**WHAT IS BEING ASKED:**
Scan the records and identify every line in which the string "type" occurs, then return those lines.

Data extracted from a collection
================================

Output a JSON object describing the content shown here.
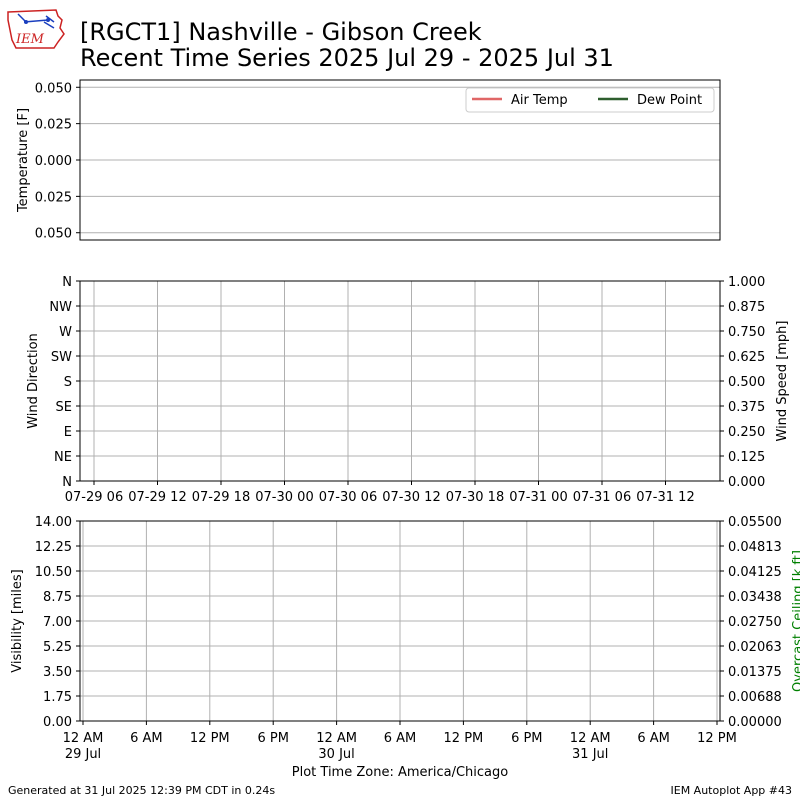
{
  "header": {
    "title_line1": "[RGCT1] Nashville - Gibson Creek",
    "title_line2": "Recent Time Series 2025 Jul 29 - 2025 Jul 31",
    "logo_text": "IEM"
  },
  "footer": {
    "generated": "Generated at 31 Jul 2025 12:39 PM CDT in 0.24s",
    "app": "IEM Autoplot App #43"
  },
  "colors": {
    "air_temp": "#e06666",
    "dew_point": "#2e5e2e",
    "grid": "#b0b0b0",
    "ceiling_axis": "#008000",
    "logo_red": "#cc2222",
    "logo_blue": "#1a3fbf"
  },
  "chart_data": [
    {
      "id": "temperature",
      "type": "line",
      "ylabel": "Temperature [F]",
      "ylim": [
        -0.055,
        0.055
      ],
      "yticks": [
        0.05,
        0.025,
        0.0,
        -0.025,
        -0.05
      ],
      "ytick_labels": [
        "0.050",
        "0.025",
        "0.000",
        "0.025",
        "0.050"
      ],
      "grid": true,
      "legend_position": "top-right",
      "series": [
        {
          "name": "Air Temp",
          "color": "#e06666",
          "values": []
        },
        {
          "name": "Dew Point",
          "color": "#2e5e2e",
          "values": []
        }
      ]
    },
    {
      "id": "wind",
      "type": "scatter",
      "ylabel": "Wind Direction",
      "y_categories": [
        "N",
        "NE",
        "E",
        "SE",
        "S",
        "SW",
        "W",
        "NW",
        "N"
      ],
      "ylabel_right": "Wind Speed [mph]",
      "ylim_right": [
        0,
        1
      ],
      "yticks_right": [
        "0.000",
        "0.125",
        "0.250",
        "0.375",
        "0.500",
        "0.625",
        "0.750",
        "0.875",
        "1.000"
      ],
      "xticks": [
        "07-29 06",
        "07-29 12",
        "07-29 18",
        "07-30 00",
        "07-30 06",
        "07-30 12",
        "07-30 18",
        "07-31 00",
        "07-31 06",
        "07-31 12"
      ],
      "grid": true,
      "series": []
    },
    {
      "id": "visibility",
      "type": "line",
      "ylabel": "Visibility [miles]",
      "ylim": [
        0,
        14
      ],
      "yticks": [
        "0.00",
        "1.75",
        "3.50",
        "5.25",
        "7.00",
        "8.75",
        "10.50",
        "12.25",
        "14.00"
      ],
      "ylabel_right": "Overcast Ceiling [k ft]",
      "ylim_right": [
        0,
        0.055
      ],
      "yticks_right": [
        "0.00000",
        "0.00688",
        "0.01375",
        "0.02063",
        "0.02750",
        "0.03438",
        "0.04125",
        "0.04813",
        "0.05500"
      ],
      "xlabel": "Plot Time Zone: America/Chicago",
      "xticks": [
        "12 AM",
        "6 AM",
        "12 PM",
        "6 PM",
        "12 AM",
        "6 AM",
        "12 PM",
        "6 PM",
        "12 AM",
        "6 AM",
        "12 PM"
      ],
      "xtick_dates": [
        "29 Jul",
        "",
        "",
        "",
        "30 Jul",
        "",
        "",
        "",
        "31 Jul",
        "",
        ""
      ],
      "grid": true,
      "series": []
    }
  ]
}
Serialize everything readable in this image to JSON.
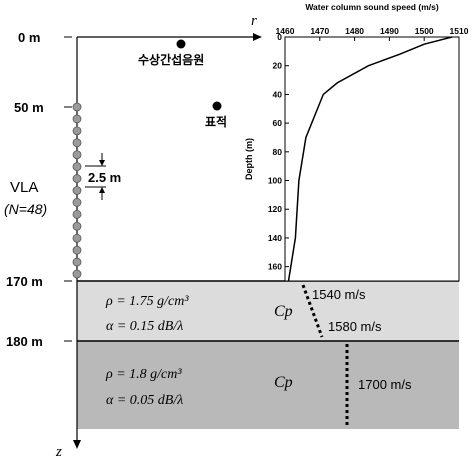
{
  "depth_labels": {
    "d0": "0 m",
    "d50": "50 m",
    "d170": "170 m",
    "d180": "180 m"
  },
  "axis_labels": {
    "r": "r",
    "z": "z"
  },
  "array": {
    "name": "VLA",
    "count": "(N=48)",
    "spacing": "2.5 m",
    "element_count": 15
  },
  "sources": {
    "interferer": "수상간섭음원",
    "target": "표적"
  },
  "layer1": {
    "rho": "ρ = 1.75 g/cm³",
    "alpha": "α = 0.15 dB/λ",
    "cp_label": "Cp",
    "cp_top": "1540 m/s",
    "cp_bottom": "1580 m/s",
    "color": "#dcdcdc"
  },
  "layer2": {
    "rho": "ρ = 1.8 g/cm³",
    "alpha": "α = 0.05 dB/λ",
    "cp_label": "Cp",
    "cp_value": "1700 m/s",
    "color": "#b9b9b9"
  },
  "chart_data": {
    "type": "line",
    "title": "Water column sound speed (m/s)",
    "ylabel": "Depth (m)",
    "x_ticks": [
      1460,
      1470,
      1480,
      1490,
      1500,
      1510
    ],
    "y_ticks": [
      0,
      20,
      40,
      60,
      80,
      100,
      120,
      140,
      160
    ],
    "xlim": [
      1460,
      1510
    ],
    "ylim": [
      0,
      170
    ],
    "series": [
      {
        "x": [
          1508,
          1500,
          1493,
          1484,
          1475,
          1471,
          1466,
          1464,
          1463,
          1461
        ],
        "y": [
          0,
          5,
          12,
          20,
          32,
          40,
          70,
          100,
          140,
          170
        ]
      }
    ]
  }
}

================================

**ANSWER FOR THIS EXERCISE:**
      "type": "line",
      "type": "scatter",
      "type": "line",
    "type": "line",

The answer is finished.